Which lines below hold the word "into"? Report each one.

* **Given records**:
>> start

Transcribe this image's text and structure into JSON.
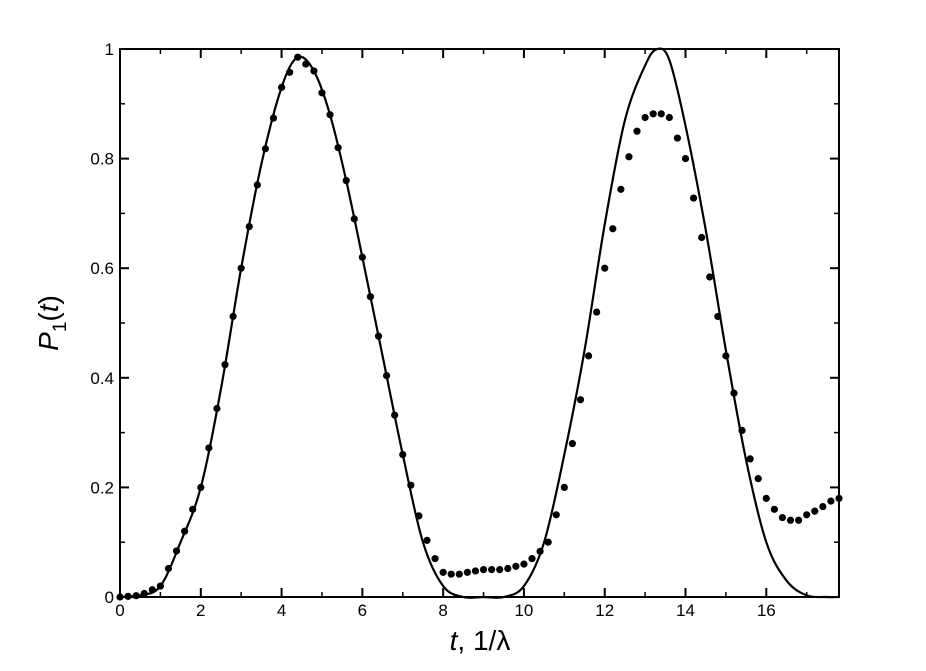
{
  "chart_data": {
    "type": "line",
    "title": "",
    "xlabel": {
      "var": "t",
      "rest": ", 1/λ"
    },
    "ylabel": {
      "var": "P",
      "sub": "1",
      "open": "(",
      "arg": "t",
      "close": ")"
    },
    "xlim": [
      0,
      17.8
    ],
    "ylim": [
      0,
      1
    ],
    "xticks": [
      0,
      2,
      4,
      6,
      8,
      10,
      12,
      14,
      16
    ],
    "xtick_labels": [
      "0",
      "2",
      "4",
      "6",
      "8",
      "10",
      "12",
      "14",
      "16"
    ],
    "yticks": [
      0,
      0.2,
      0.4,
      0.6,
      0.8,
      1
    ],
    "ytick_labels": [
      "0",
      "0.2",
      "0.4",
      "0.6",
      "0.8",
      "1"
    ],
    "grid": false,
    "legend": "none",
    "series": [
      {
        "style": "solid line",
        "color": "#000000",
        "x": [
          0,
          0.5,
          1.0,
          1.5,
          2.0,
          2.5,
          3.0,
          3.5,
          4.0,
          4.4,
          4.8,
          5.2,
          5.6,
          6.0,
          6.5,
          7.0,
          7.5,
          8.0,
          8.5,
          9.0,
          9.5,
          10.0,
          10.5,
          11.0,
          11.5,
          12.0,
          12.5,
          13.0,
          13.3,
          13.6,
          14.0,
          14.5,
          15.0,
          15.5,
          16.0,
          16.5,
          17.0,
          17.5,
          17.8
        ],
        "y": [
          0,
          0.003,
          0.02,
          0.1,
          0.2,
          0.38,
          0.6,
          0.79,
          0.93,
          0.985,
          0.96,
          0.88,
          0.76,
          0.62,
          0.44,
          0.26,
          0.1,
          0.02,
          0.0,
          0.0,
          0.0,
          0.02,
          0.1,
          0.26,
          0.45,
          0.68,
          0.87,
          0.97,
          1.0,
          0.98,
          0.86,
          0.67,
          0.45,
          0.25,
          0.1,
          0.03,
          0.003,
          0.0,
          0.0
        ]
      },
      {
        "style": "filled circle markers",
        "color": "#000000",
        "x": [
          0,
          0.5,
          1.0,
          1.5,
          2.0,
          2.5,
          3.0,
          3.5,
          4.0,
          4.4,
          4.8,
          5.2,
          5.6,
          6.0,
          6.5,
          7.0,
          7.5,
          7.8,
          8.0,
          8.3,
          8.6,
          9.0,
          9.5,
          10.0,
          10.3,
          10.6,
          11.0,
          11.5,
          12.0,
          12.5,
          12.8,
          13.0,
          13.3,
          13.6,
          14.0,
          14.5,
          15.0,
          15.5,
          16.0,
          16.3,
          16.5,
          16.8,
          17.0,
          17.3,
          17.6,
          17.8
        ],
        "y": [
          0,
          0.003,
          0.02,
          0.1,
          0.2,
          0.38,
          0.6,
          0.79,
          0.93,
          0.985,
          0.96,
          0.88,
          0.76,
          0.62,
          0.44,
          0.26,
          0.12,
          0.07,
          0.045,
          0.04,
          0.045,
          0.05,
          0.05,
          0.06,
          0.075,
          0.1,
          0.2,
          0.4,
          0.6,
          0.78,
          0.85,
          0.875,
          0.885,
          0.875,
          0.8,
          0.62,
          0.44,
          0.27,
          0.18,
          0.15,
          0.14,
          0.14,
          0.15,
          0.16,
          0.175,
          0.18
        ]
      }
    ]
  }
}
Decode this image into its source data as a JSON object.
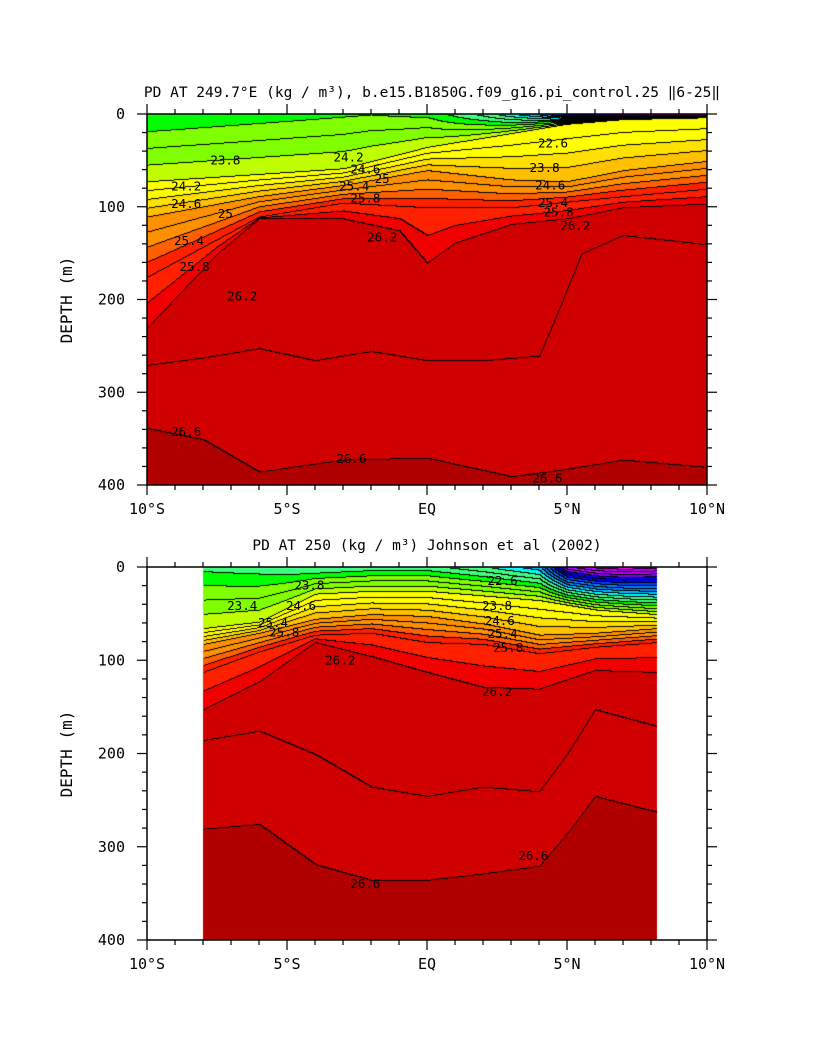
{
  "chart_data": [
    {
      "type": "contour",
      "title": "PD AT 249.7°E (kg / m³), b.e15.B1850G.f09_g16.pi_control.25 ‖6-25‖",
      "ylabel": "DEPTH (m)",
      "xlabel": "",
      "xlim": [
        -10,
        10
      ],
      "ylim": [
        400,
        0
      ],
      "x_ticks": [
        {
          "value": -10,
          "label": "10°S"
        },
        {
          "value": -5,
          "label": "5°S"
        },
        {
          "value": 0,
          "label": "EQ"
        },
        {
          "value": 5,
          "label": "5°N"
        },
        {
          "value": 10,
          "label": "10°N"
        }
      ],
      "y_ticks": [
        {
          "value": 0,
          "label": "0"
        },
        {
          "value": 100,
          "label": "100"
        },
        {
          "value": 200,
          "label": "200"
        },
        {
          "value": 300,
          "label": "300"
        },
        {
          "value": 400,
          "label": "400"
        }
      ],
      "data_x_range": [
        -10,
        10
      ],
      "contour_interval": 0.2,
      "contour_min": 20.6,
      "contour_max": 26.8,
      "surface_anchor_densities": {
        "x": [
          -10,
          -8,
          -6,
          -4,
          -2,
          0,
          2,
          4,
          6,
          8,
          10
        ],
        "rho": [
          23.4,
          23.45,
          23.5,
          23.55,
          23.6,
          23.55,
          23.15,
          22.6,
          21.6,
          20.9,
          20.8
        ]
      },
      "isopycnal_depths": [
        {
          "rho": 24.2,
          "x": [
            -10,
            -6,
            -3,
            0,
            3,
            5,
            7,
            10
          ],
          "depth": [
            72,
            64,
            58,
            35,
            20,
            10,
            5,
            3
          ]
        },
        {
          "rho": 25.0,
          "x": [
            -10,
            -6,
            -3,
            0,
            3,
            5,
            7,
            10
          ],
          "depth": [
            110,
            88,
            76,
            60,
            70,
            72,
            60,
            50
          ]
        },
        {
          "rho": 25.8,
          "x": [
            -10,
            -6,
            -3,
            0,
            3,
            5,
            7,
            10
          ],
          "depth": [
            175,
            110,
            95,
            100,
            100,
            94,
            88,
            80
          ]
        },
        {
          "rho": 26.2,
          "x": [
            -10,
            -7.5,
            -6,
            -3,
            -1,
            0,
            1,
            3,
            5,
            7,
            10
          ],
          "depth": [
            230,
            150,
            112,
            112,
            125,
            160,
            138,
            118,
            112,
            100,
            96
          ]
        },
        {
          "rho": 26.4,
          "x": [
            -10,
            -8,
            -6,
            -4,
            -2,
            0,
            2,
            4,
            4.7,
            5.5,
            7,
            10
          ],
          "depth": [
            270,
            262,
            252,
            265,
            255,
            265,
            265,
            260,
            210,
            150,
            130,
            140
          ]
        },
        {
          "rho": 26.6,
          "x": [
            -10,
            -8,
            -6,
            -3,
            0,
            3,
            5,
            7,
            10
          ],
          "depth": [
            338,
            350,
            385,
            372,
            370,
            390,
            382,
            372,
            380
          ]
        }
      ],
      "contour_labels": [
        {
          "text": "23.8",
          "x": -7.2,
          "y": 50
        },
        {
          "text": "24.2",
          "x": -2.8,
          "y": 47
        },
        {
          "text": "24.2",
          "x": -8.6,
          "y": 78
        },
        {
          "text": "24.6",
          "x": -2.2,
          "y": 60
        },
        {
          "text": "24.6",
          "x": -8.6,
          "y": 97
        },
        {
          "text": "25",
          "x": -1.6,
          "y": 70
        },
        {
          "text": "25",
          "x": -7.2,
          "y": 108
        },
        {
          "text": "25.4",
          "x": -2.6,
          "y": 78
        },
        {
          "text": "25.4",
          "x": -8.5,
          "y": 137
        },
        {
          "text": "25.8",
          "x": -2.2,
          "y": 91
        },
        {
          "text": "25.8",
          "x": -8.3,
          "y": 165
        },
        {
          "text": "26.2",
          "x": -1.6,
          "y": 133
        },
        {
          "text": "26.2",
          "x": -6.6,
          "y": 197
        },
        {
          "text": "26.2",
          "x": 5.3,
          "y": 121
        },
        {
          "text": "22.6",
          "x": 4.5,
          "y": 32
        },
        {
          "text": "23.8",
          "x": 4.2,
          "y": 58
        },
        {
          "text": "24.6",
          "x": 4.4,
          "y": 77
        },
        {
          "text": "25.4",
          "x": 4.5,
          "y": 96
        },
        {
          "text": "25.8",
          "x": 4.7,
          "y": 106
        },
        {
          "text": "26.6",
          "x": -8.6,
          "y": 343
        },
        {
          "text": "26.6",
          "x": -2.7,
          "y": 372
        },
        {
          "text": "26.6",
          "x": 4.3,
          "y": 393
        }
      ]
    },
    {
      "type": "contour",
      "title": "PD AT 250 (kg / m³) Johnson et al (2002)",
      "ylabel": "DEPTH (m)",
      "xlabel": "",
      "xlim": [
        -10,
        10
      ],
      "ylim": [
        400,
        0
      ],
      "x_ticks": [
        {
          "value": -10,
          "label": "10°S"
        },
        {
          "value": -5,
          "label": "5°S"
        },
        {
          "value": 0,
          "label": "EQ"
        },
        {
          "value": 5,
          "label": "5°N"
        },
        {
          "value": 10,
          "label": "10°N"
        }
      ],
      "y_ticks": [
        {
          "value": 0,
          "label": "0"
        },
        {
          "value": 100,
          "label": "100"
        },
        {
          "value": 200,
          "label": "200"
        },
        {
          "value": 300,
          "label": "300"
        },
        {
          "value": 400,
          "label": "400"
        }
      ],
      "data_x_range": [
        -8,
        8.2
      ],
      "contour_interval": 0.2,
      "contour_min": 20.6,
      "contour_max": 26.8,
      "surface_anchor_densities": {
        "x": [
          -8,
          -6,
          -4,
          -2,
          0,
          2,
          4,
          5,
          6,
          7,
          8.2
        ],
        "rho": [
          23.35,
          23.3,
          23.2,
          23.3,
          23.3,
          23.05,
          22.7,
          21.3,
          21.0,
          20.9,
          21.0
        ]
      },
      "isopycnal_depths": [
        {
          "rho": 24.2,
          "x": [
            -8,
            -6,
            -4,
            -2,
            0,
            2,
            4,
            6,
            8.2
          ],
          "depth": [
            65,
            58,
            28,
            25,
            25,
            30,
            35,
            45,
            50
          ]
        },
        {
          "rho": 25.0,
          "x": [
            -8,
            -6,
            -4,
            -2,
            0,
            2,
            4,
            6,
            8.2
          ],
          "depth": [
            82,
            70,
            55,
            50,
            52,
            60,
            72,
            70,
            65
          ]
        },
        {
          "rho": 25.8,
          "x": [
            -8,
            -6,
            -4,
            -2,
            0,
            2,
            4,
            6,
            8.2
          ],
          "depth": [
            112,
            90,
            72,
            70,
            80,
            82,
            92,
            85,
            80
          ]
        },
        {
          "rho": 26.2,
          "x": [
            -8,
            -6,
            -4,
            -2,
            0,
            2,
            4,
            6,
            8.2
          ],
          "depth": [
            152,
            122,
            80,
            95,
            112,
            128,
            130,
            110,
            112
          ]
        },
        {
          "rho": 26.4,
          "x": [
            -8,
            -6,
            -4,
            -2,
            0,
            2,
            4,
            5,
            6,
            8.2
          ],
          "depth": [
            185,
            175,
            200,
            235,
            245,
            235,
            240,
            200,
            152,
            170
          ]
        },
        {
          "rho": 26.6,
          "x": [
            -8,
            -6,
            -4,
            -2,
            0,
            2,
            4,
            5,
            6,
            8.2
          ],
          "depth": [
            280,
            275,
            318,
            335,
            335,
            328,
            320,
            285,
            245,
            262
          ]
        }
      ],
      "contour_labels": [
        {
          "text": "23.4",
          "x": -6.6,
          "y": 42
        },
        {
          "text": "23.8",
          "x": -4.2,
          "y": 20
        },
        {
          "text": "24.6",
          "x": -4.5,
          "y": 42
        },
        {
          "text": "25.4",
          "x": -5.5,
          "y": 60
        },
        {
          "text": "25.8",
          "x": -5.1,
          "y": 70
        },
        {
          "text": "26.2",
          "x": -3.1,
          "y": 100
        },
        {
          "text": "26.2",
          "x": 2.5,
          "y": 134
        },
        {
          "text": "22.6",
          "x": 2.7,
          "y": 15
        },
        {
          "text": "23.8",
          "x": 2.5,
          "y": 42
        },
        {
          "text": "24.6",
          "x": 2.6,
          "y": 58
        },
        {
          "text": "25.4",
          "x": 2.7,
          "y": 72
        },
        {
          "text": "25.8",
          "x": 2.9,
          "y": 87
        },
        {
          "text": "26.6",
          "x": -2.2,
          "y": 340
        },
        {
          "text": "26.6",
          "x": 3.8,
          "y": 310
        }
      ]
    }
  ],
  "colors": {
    "scale": [
      "#ff00ff",
      "#c000ff",
      "#8000ff",
      "#0000ff",
      "#0040ff",
      "#0080ff",
      "#00c0ff",
      "#00ffff",
      "#40ff80",
      "#00ff00",
      "#80ff00",
      "#c0ff00",
      "#ffff00",
      "#ffe000",
      "#ffc000",
      "#ff9000",
      "#ff6000",
      "#ff2000",
      "#f00000",
      "#d00000",
      "#b00000"
    ],
    "scale_min": 20.8,
    "scale_max": 26.8,
    "contour_line": "#000000",
    "axis": "#000000"
  }
}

>> end

* **Output of the task**:
Transcribe this image's text and structure into JSON.
Decode this image into its source data as a JSON object.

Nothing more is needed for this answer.